DATA TO PROCESS –
:::::

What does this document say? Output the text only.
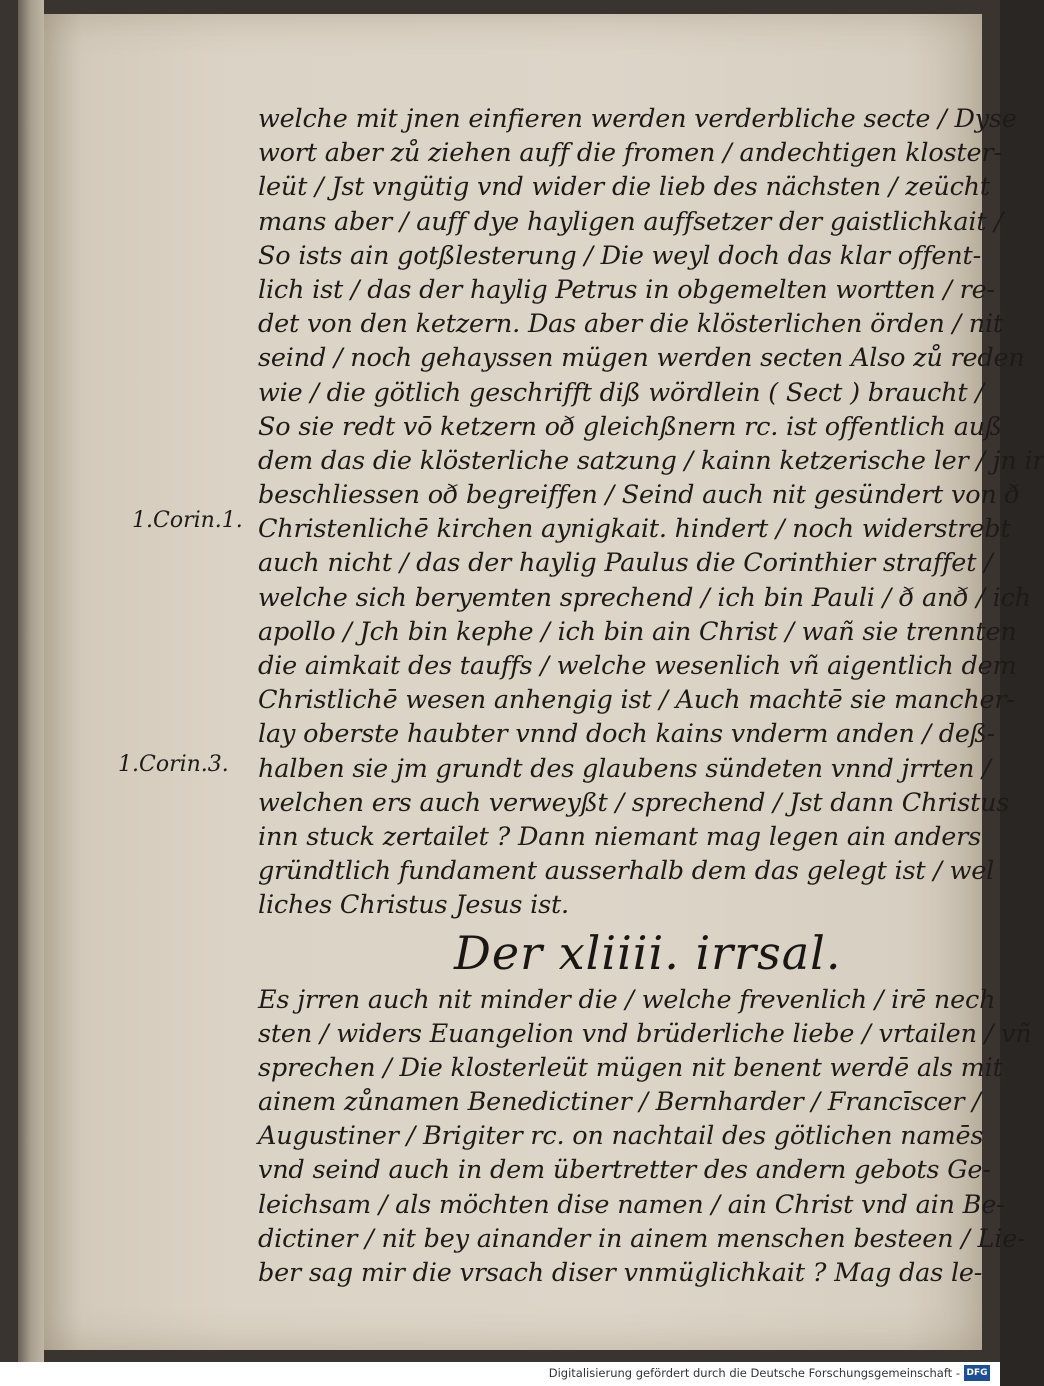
welche mit jnen einfieren werden verderbliche secte / Dyse
wort aber zů ziehen auff die fromen / andechtigen kloster-
leüt / Jst vngütig vnd wider die lieb des nächsten / zeücht
mans aber / auff dye hayligen auffsetzer der gaistlichkait /
So ists ain gotßlesterung / Die weyl doch das klar offent-
lich ist / das der haylig Petrus in obgemelten wortten / re-
det von den ketzern. Das aber die klösterlichen örden / nit
seind / noch gehayssen mügen werden secten Also zů reden
wie / die götlich geschrifft diß wördlein ( Sect ) braucht /
So sie redt vō ketzern oð gleichßnern rc. ist offentlich auß
dem das die klösterliche satzung / kainn ketzerische ler / jn ir
beschliessen oð begreiffen / Seind auch nit gesündert von ð
Christenlichē kirchen aynigkait. hindert / noch widerstrebt
auch nicht / das der haylig Paulus die Corinthier straffet /
welche sich beryemten sprechend / ich bin Pauli / ð anð / ich
apollo / Jch bin kephe / ich bin ain Christ / wañ sie trennten
die aimkait des tauffs / welche wesenlich vñ aigentlich dem
Christlichē wesen anhengig ist / Auch machtē sie mancher-
lay oberste haubter vnnd doch kains vnderm anden / deß-
halben sie jm grundt des glaubens sündeten vnnd jrrten /
welchen ers auch verweyßt / sprechend / Jst dann Christus
inn stuck zertailet ? Dann niemant mag legen ain anders
gründtlich fundament ausserhalb dem das gelegt ist / wel
liches Christus Jesus ist.
Der xliiii. irrsal.
Es jrren auch nit minder die / welche frevenlich / irē nech
sten / widers Euangelion vnd brüderliche liebe / vrtailen / vñ
sprechen / Die klosterleüt mügen nit benent werdē als mit
ainem zůnamen Benedictiner / Bernharder / Francīscer /
Augustiner / Brigiter rc. on nachtail des götlichen namēs
vnd seind auch in dem übertretter des andern gebots Ge-
leichsam / als möchten dise namen / ain Christ vnd ain Be-
dictiner / nit bey ainander in ainem menschen besteen / Lie-
ber sag mir die vrsach diser vnmüglichkait ? Mag das le-
1.Corin.1.
1.Corin.3.
Digitalisierung gefördert durch die Deutsche Forschungsgemeinschaft - DFG
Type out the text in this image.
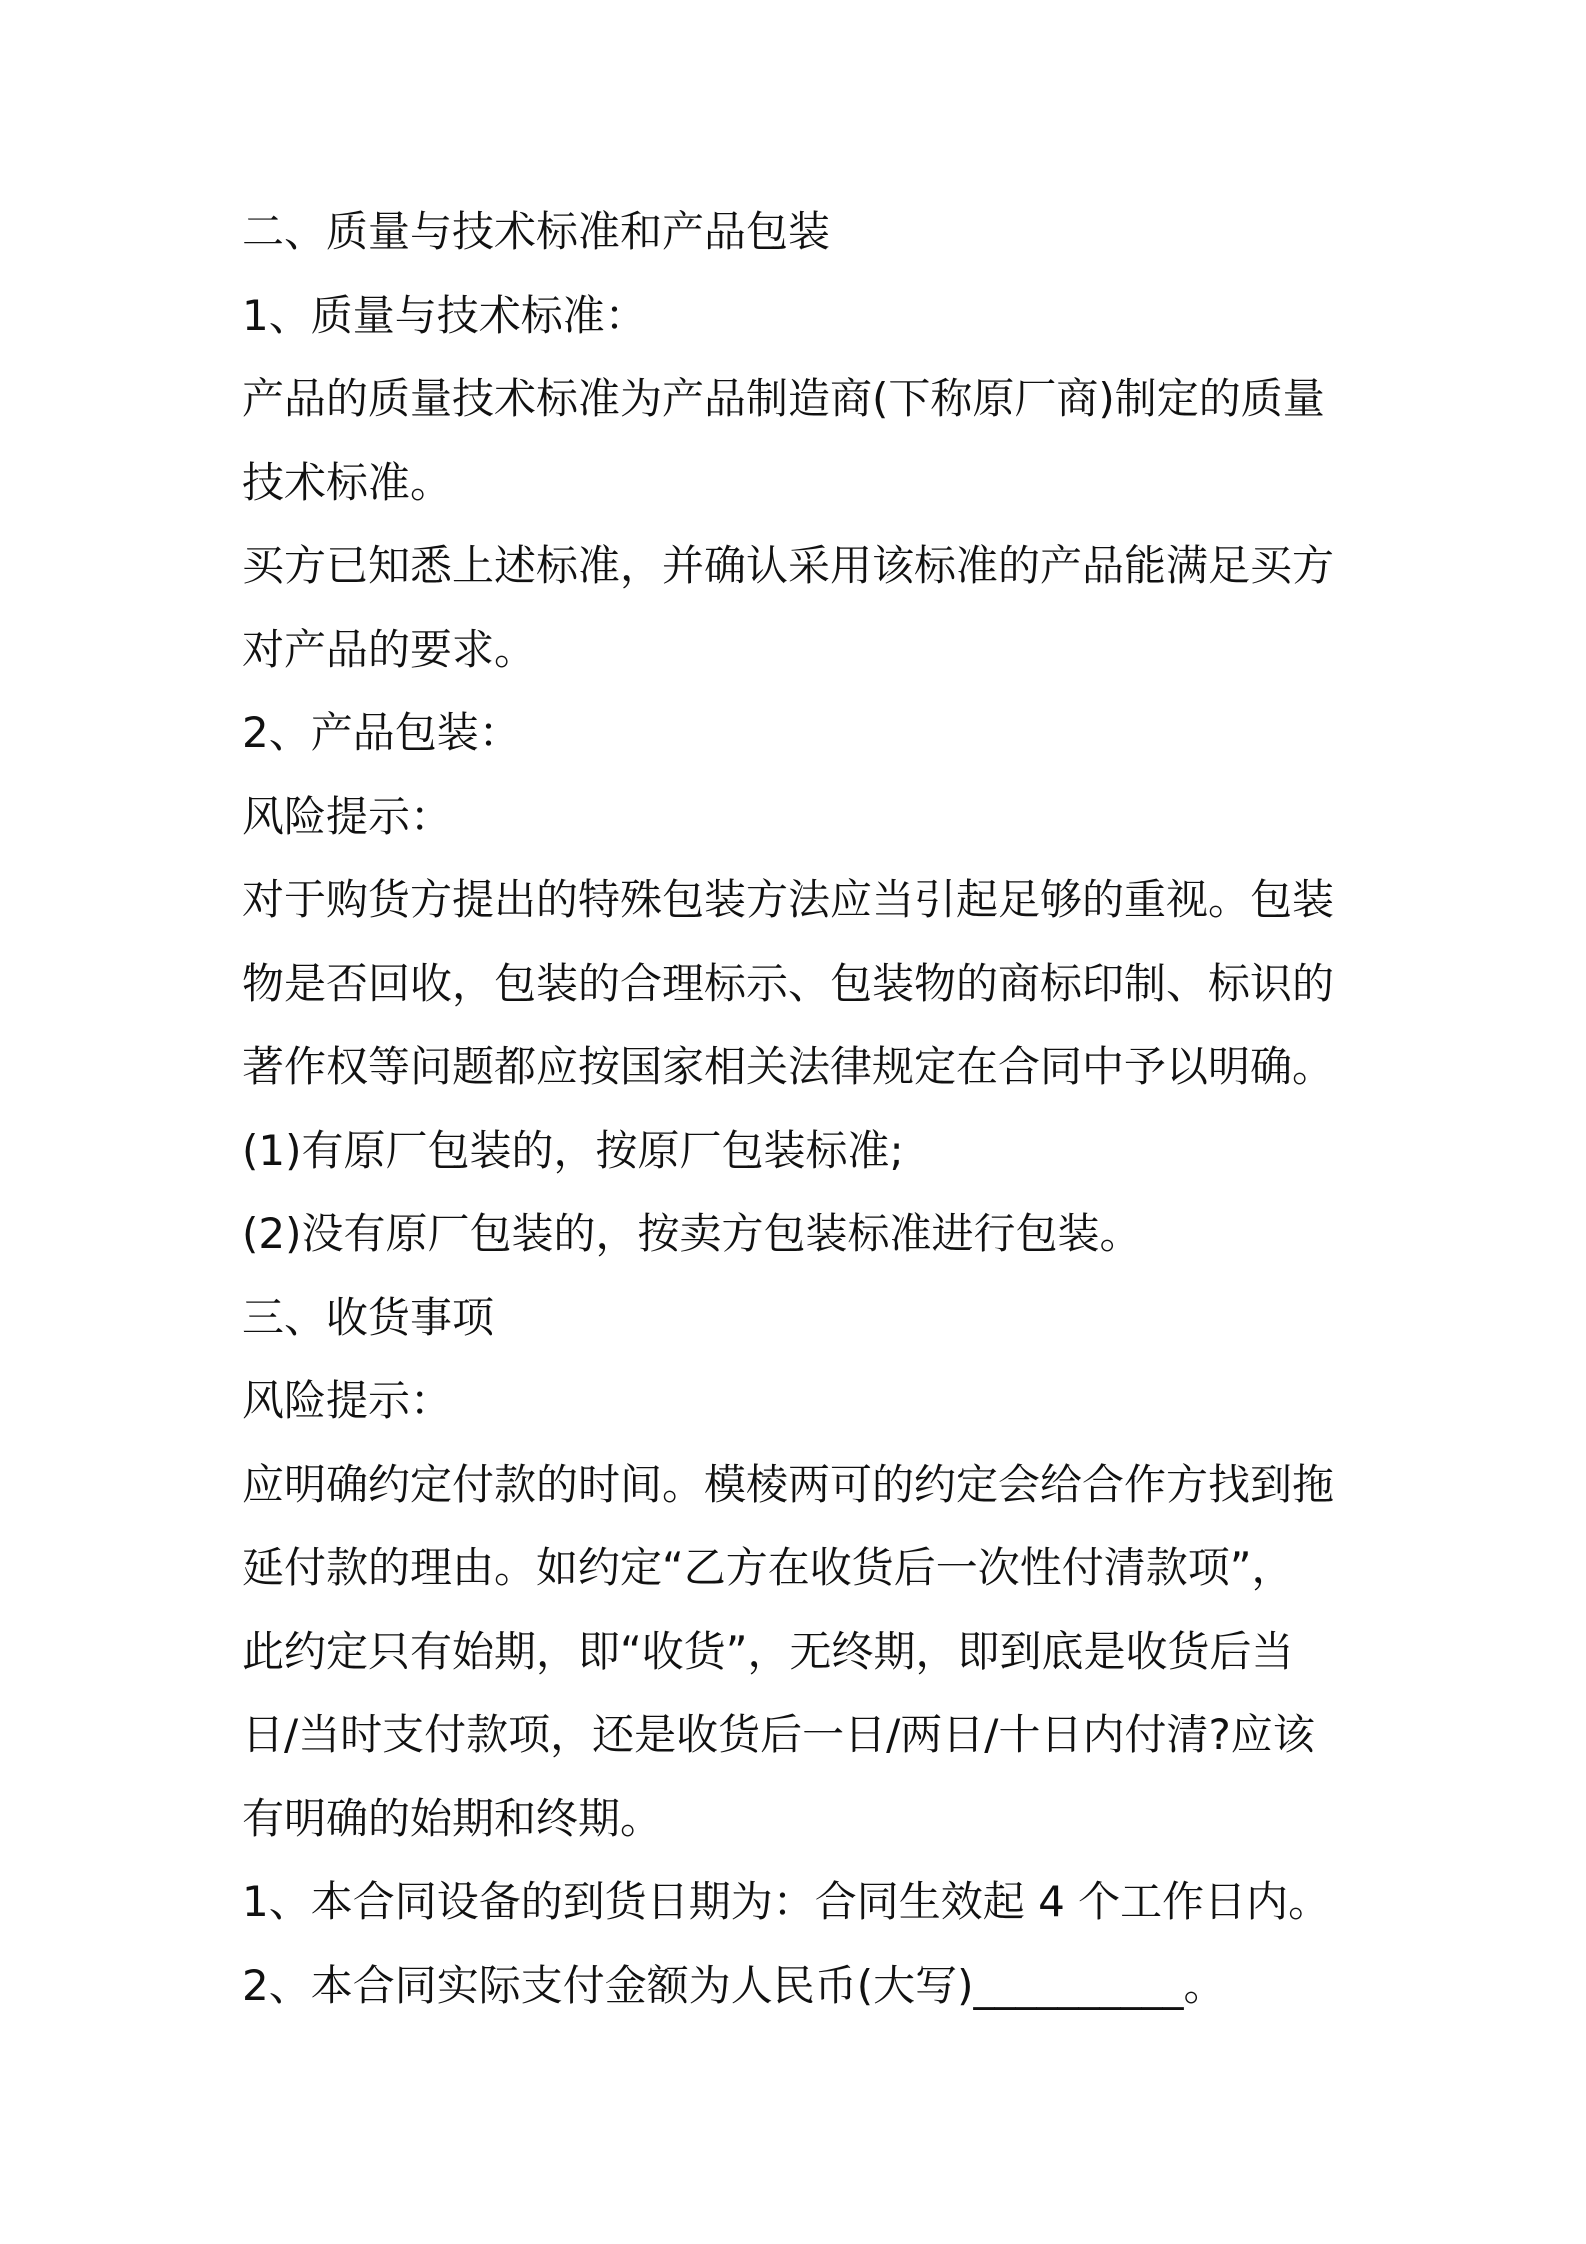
二、质量与技术标准和产品包装
1、质量与技术标准：
产品的质量技术标准为产品制造商(下称原厂商)制定的质量
技术标准。
买方已知悉上述标准，并确认采用该标准的产品能满足买方
对产品的要求。
2、产品包装：
风险提示：
对于购货方提出的特殊包装方法应当引起足够的重视。包装
物是否回收，包装的合理标示、包装物的商标印制、标识的
著作权等问题都应按国家相关法律规定在合同中予以明确。
(1)有原厂包装的，按原厂包装标准;
(2)没有原厂包装的，按卖方包装标准进行包装。
三、收货事项
风险提示：
应明确约定付款的时间。模棱两可的约定会给合作方找到拖
延付款的理由。如约定“乙方在收货后一次性付清款项”，
此约定只有始期，即“收货”，无终期，即到底是收货后当
日/当时支付款项，还是收货后一日/两日/十日内付清?应该
有明确的始期和终期。
1、本合同设备的到货日期为：合同生效起 4 个工作日内。
2、本合同实际支付金额为人民币(大写)__________。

:::::

WHAT IS ASKED –
In the entries above, find each line with the string "sprechend" and copy it.

SOLUTION TO THIS PROBLEM –
welche sich beryemten sprechend / ich bin Pauli / ð anð / ich
welchen ers auch verweyßt / sprechend / Jst dann Christus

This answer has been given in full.